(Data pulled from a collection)

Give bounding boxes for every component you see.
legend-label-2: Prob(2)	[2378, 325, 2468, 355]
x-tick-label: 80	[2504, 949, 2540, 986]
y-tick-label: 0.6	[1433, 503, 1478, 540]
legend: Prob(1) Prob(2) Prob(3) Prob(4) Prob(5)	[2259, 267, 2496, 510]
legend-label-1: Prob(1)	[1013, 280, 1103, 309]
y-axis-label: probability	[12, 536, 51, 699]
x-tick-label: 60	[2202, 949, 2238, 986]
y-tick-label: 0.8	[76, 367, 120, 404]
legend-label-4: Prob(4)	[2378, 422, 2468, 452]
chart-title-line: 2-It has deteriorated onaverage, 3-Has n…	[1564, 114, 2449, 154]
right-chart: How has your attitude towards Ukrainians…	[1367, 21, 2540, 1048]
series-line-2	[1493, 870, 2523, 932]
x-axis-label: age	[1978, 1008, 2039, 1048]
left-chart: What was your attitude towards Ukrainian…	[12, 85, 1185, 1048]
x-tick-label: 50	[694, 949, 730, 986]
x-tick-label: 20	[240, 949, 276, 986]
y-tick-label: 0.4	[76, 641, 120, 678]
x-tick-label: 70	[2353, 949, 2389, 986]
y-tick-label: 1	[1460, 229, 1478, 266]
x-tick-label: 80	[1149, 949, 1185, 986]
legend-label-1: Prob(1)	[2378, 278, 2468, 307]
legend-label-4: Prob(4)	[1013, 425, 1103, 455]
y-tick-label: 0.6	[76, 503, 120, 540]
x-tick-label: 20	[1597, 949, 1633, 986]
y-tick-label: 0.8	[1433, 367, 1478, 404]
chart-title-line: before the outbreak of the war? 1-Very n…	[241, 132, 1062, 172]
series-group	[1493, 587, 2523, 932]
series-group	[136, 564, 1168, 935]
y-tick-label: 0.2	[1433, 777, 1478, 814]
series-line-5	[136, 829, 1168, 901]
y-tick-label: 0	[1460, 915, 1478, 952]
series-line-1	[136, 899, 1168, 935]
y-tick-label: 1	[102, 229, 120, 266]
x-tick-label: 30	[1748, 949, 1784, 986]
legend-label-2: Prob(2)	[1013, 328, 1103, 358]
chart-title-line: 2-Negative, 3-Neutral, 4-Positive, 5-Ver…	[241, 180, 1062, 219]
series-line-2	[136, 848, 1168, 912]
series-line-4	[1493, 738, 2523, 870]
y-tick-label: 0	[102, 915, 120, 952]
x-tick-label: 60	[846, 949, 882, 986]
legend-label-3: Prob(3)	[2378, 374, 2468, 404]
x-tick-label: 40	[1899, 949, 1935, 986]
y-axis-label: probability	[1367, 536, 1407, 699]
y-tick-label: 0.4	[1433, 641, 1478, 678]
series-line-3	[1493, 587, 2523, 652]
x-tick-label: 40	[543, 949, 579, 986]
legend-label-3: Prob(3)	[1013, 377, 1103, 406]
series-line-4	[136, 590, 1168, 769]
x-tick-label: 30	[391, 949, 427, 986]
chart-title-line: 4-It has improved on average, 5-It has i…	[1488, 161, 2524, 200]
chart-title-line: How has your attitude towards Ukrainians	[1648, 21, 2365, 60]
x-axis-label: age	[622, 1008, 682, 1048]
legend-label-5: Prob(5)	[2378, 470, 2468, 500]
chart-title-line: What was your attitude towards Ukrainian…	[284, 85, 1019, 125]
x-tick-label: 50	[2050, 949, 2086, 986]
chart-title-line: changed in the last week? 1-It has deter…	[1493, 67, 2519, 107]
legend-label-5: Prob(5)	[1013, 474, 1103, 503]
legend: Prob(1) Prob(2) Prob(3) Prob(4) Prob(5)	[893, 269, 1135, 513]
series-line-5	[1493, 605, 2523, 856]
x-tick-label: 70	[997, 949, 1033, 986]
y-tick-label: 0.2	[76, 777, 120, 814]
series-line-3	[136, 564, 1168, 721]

**YOUR OBJECTIVE:** Arrange the rows above as a numbered list, running from the start of the rows through the line that contains "280, 1103, 309]", with both ends included.

**SOLUTION:**
1. Give bounding boxes for every component you see.
2. legend-label-2: Prob(2)	[2378, 325, 2468, 355]
3. x-tick-label: 80	[2504, 949, 2540, 986]
4. y-tick-label: 0.6	[1433, 503, 1478, 540]
5. legend: Prob(1) Prob(2) Prob(3) Prob(4) Prob(5)	[2259, 267, 2496, 510]
6. legend-label-1: Prob(1)	[1013, 280, 1103, 309]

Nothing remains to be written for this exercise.